» CHALLENGE: Where does the string "reformista" appear? Copy every line of the entries below that holds it.

» RECORDS PROVIDED:
┄┄┄┄┄┄┄┄┄┄
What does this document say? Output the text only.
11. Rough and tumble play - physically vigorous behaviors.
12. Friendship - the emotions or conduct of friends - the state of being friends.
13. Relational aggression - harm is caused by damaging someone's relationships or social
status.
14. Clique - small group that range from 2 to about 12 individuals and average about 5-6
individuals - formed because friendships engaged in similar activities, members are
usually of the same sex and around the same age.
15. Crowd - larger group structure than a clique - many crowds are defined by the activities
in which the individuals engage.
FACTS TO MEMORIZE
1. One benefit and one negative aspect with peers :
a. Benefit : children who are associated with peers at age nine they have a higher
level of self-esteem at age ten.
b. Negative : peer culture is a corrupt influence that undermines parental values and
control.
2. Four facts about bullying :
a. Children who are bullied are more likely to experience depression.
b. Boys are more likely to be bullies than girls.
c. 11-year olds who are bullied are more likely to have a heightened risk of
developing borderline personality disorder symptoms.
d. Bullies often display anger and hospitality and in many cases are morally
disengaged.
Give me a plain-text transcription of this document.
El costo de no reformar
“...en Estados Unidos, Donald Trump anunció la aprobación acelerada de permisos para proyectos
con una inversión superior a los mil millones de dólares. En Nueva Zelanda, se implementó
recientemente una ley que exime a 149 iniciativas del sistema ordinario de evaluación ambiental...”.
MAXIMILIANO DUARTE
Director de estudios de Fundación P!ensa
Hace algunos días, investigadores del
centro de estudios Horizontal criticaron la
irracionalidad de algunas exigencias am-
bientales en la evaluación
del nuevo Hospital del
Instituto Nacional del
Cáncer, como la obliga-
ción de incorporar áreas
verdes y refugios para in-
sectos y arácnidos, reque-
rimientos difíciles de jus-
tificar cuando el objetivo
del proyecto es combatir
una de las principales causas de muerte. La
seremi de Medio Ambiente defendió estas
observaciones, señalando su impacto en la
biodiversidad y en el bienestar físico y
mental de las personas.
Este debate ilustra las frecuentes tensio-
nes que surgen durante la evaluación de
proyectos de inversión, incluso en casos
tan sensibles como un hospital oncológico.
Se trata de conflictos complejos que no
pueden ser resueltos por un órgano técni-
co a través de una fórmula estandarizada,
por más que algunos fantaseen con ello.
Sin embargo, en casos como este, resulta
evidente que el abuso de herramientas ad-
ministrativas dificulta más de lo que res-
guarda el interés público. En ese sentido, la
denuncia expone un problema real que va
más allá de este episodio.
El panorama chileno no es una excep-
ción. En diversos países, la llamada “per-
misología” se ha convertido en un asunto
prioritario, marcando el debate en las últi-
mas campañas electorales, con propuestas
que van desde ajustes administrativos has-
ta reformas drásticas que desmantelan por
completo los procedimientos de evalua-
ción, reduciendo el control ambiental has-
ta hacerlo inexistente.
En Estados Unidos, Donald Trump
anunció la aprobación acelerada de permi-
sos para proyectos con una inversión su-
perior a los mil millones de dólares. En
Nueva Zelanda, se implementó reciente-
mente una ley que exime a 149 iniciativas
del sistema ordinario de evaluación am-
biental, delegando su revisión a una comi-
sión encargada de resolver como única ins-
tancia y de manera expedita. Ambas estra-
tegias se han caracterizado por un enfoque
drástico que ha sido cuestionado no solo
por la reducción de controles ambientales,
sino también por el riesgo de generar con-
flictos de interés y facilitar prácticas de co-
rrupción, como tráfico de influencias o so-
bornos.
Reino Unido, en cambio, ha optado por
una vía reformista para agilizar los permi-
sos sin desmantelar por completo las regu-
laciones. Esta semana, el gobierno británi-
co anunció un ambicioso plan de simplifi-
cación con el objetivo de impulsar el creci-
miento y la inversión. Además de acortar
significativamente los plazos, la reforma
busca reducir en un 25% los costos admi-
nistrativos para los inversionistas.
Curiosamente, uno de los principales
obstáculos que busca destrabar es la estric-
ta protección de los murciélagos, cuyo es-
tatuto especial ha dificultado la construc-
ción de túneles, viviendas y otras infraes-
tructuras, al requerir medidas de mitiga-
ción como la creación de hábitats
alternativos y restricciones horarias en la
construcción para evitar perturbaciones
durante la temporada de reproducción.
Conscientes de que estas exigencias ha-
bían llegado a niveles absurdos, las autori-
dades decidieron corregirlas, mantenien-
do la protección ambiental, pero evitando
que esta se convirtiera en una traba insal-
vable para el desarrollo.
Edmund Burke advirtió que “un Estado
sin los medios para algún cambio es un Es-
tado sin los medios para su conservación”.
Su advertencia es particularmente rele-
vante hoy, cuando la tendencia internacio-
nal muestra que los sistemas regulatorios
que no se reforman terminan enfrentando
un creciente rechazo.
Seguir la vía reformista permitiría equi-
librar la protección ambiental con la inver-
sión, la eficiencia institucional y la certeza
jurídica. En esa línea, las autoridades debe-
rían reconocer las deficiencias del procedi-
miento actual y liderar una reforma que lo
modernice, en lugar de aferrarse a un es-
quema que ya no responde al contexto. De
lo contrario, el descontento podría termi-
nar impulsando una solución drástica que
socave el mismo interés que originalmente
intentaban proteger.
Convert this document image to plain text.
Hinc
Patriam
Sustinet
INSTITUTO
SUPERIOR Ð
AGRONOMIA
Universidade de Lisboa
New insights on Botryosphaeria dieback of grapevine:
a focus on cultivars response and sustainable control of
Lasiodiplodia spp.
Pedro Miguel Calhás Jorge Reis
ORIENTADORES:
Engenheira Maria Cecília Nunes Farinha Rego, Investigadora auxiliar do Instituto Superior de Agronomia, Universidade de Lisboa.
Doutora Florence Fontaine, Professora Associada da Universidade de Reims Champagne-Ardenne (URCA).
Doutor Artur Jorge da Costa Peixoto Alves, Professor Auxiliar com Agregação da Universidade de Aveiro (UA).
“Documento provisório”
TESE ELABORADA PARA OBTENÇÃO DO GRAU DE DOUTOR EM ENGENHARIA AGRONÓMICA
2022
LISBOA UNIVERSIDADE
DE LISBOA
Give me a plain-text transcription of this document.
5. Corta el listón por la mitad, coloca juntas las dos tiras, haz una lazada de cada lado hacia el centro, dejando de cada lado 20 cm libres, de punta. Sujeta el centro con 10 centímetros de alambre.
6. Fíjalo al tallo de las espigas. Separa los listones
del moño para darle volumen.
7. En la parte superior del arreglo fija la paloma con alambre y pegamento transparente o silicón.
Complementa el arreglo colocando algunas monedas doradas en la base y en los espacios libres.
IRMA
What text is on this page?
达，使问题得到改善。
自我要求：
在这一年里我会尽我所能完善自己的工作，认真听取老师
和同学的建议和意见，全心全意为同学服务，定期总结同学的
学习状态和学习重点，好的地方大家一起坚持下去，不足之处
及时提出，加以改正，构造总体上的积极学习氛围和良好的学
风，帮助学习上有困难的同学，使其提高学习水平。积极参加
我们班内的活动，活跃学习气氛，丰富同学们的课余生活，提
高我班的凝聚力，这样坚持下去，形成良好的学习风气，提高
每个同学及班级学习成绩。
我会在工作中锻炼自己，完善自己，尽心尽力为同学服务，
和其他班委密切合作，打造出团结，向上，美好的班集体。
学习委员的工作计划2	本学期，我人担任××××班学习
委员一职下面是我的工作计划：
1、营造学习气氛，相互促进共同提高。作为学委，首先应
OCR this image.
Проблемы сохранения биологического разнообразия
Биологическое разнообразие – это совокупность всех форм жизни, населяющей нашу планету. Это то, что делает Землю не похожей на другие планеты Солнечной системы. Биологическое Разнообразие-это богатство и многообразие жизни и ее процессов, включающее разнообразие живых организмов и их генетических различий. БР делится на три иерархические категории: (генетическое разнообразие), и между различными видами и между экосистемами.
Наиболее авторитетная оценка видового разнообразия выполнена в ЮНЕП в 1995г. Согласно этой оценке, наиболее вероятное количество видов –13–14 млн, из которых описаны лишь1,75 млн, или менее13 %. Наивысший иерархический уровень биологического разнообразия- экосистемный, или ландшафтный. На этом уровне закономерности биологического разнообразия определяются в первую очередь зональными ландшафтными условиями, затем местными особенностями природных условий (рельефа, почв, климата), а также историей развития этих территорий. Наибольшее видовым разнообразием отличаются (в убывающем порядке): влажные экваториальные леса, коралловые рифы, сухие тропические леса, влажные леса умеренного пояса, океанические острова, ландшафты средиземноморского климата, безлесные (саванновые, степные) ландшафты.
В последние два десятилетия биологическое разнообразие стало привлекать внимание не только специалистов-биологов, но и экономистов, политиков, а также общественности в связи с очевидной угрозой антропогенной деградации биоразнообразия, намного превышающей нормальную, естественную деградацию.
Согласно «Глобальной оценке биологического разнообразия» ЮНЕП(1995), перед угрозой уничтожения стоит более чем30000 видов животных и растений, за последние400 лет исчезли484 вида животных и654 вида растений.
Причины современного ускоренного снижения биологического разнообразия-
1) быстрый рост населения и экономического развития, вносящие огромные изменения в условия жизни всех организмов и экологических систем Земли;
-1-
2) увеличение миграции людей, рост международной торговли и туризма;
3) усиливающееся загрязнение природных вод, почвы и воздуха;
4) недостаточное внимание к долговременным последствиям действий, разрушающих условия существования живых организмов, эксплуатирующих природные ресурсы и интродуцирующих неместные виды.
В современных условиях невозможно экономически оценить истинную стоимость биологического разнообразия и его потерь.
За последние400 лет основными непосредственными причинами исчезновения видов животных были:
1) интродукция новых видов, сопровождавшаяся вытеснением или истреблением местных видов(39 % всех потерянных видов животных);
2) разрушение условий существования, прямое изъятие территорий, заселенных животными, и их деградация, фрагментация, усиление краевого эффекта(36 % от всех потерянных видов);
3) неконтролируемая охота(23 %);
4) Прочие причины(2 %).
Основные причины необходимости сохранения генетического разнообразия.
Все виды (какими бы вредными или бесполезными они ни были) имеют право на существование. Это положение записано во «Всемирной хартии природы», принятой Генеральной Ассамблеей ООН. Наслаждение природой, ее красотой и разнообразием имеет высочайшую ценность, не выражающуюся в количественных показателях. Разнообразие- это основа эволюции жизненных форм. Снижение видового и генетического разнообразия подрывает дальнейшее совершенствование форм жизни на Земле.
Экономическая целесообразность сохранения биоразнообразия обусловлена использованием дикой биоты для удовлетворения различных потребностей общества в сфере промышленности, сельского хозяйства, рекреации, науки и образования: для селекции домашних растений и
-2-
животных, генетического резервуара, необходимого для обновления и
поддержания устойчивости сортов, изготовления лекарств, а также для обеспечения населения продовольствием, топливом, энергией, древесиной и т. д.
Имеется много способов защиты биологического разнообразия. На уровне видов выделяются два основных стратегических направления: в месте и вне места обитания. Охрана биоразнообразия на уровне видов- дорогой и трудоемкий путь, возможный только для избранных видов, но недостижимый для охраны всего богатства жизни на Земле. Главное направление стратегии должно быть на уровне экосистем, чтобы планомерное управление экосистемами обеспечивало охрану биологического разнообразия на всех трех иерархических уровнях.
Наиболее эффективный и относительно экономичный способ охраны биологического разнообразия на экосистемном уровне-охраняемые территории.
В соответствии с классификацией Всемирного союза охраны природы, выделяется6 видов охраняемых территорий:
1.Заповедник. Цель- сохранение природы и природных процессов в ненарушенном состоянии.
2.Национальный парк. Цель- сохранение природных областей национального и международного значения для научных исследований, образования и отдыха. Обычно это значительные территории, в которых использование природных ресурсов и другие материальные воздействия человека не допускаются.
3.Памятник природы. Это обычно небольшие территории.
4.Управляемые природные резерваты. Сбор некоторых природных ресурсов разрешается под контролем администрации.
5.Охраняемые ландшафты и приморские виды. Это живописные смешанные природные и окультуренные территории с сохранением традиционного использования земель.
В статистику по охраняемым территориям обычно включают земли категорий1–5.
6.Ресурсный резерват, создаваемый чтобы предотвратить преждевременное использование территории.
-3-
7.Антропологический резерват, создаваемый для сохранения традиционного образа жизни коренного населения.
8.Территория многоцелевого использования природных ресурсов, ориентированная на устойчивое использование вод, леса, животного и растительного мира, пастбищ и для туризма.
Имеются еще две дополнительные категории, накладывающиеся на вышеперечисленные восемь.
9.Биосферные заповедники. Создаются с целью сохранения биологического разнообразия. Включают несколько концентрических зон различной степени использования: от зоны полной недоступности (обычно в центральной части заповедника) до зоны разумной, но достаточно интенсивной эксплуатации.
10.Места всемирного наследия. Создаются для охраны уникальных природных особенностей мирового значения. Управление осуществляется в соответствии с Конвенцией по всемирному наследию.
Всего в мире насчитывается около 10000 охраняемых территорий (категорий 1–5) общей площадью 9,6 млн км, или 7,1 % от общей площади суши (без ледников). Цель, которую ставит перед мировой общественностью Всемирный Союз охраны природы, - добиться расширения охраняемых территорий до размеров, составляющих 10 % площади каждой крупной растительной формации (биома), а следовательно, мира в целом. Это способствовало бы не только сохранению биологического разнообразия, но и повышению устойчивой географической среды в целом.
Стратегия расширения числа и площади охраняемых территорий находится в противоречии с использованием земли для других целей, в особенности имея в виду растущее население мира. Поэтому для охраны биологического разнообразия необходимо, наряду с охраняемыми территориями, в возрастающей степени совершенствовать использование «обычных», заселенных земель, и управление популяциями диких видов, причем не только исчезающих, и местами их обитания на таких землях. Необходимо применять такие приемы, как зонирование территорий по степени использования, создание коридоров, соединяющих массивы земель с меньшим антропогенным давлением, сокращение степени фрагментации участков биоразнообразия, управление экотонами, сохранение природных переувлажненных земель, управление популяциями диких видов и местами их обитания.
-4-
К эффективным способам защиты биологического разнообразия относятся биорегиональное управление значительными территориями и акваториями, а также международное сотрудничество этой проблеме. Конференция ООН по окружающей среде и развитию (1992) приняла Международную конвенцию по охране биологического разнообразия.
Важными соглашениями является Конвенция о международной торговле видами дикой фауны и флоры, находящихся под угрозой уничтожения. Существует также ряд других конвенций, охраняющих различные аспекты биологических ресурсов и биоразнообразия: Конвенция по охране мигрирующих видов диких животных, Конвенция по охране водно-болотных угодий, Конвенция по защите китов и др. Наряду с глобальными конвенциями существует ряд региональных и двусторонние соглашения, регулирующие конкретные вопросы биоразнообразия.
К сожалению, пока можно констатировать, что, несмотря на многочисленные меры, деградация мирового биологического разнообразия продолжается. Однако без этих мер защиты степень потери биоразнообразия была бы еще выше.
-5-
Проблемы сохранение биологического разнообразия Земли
┄┄┄┄┄┄┄┄┄┄
» OUTPUT OF THE EXERCISE:
una vía reformista para agilizar los permi-
Seguir la vía reformista permitiría equi-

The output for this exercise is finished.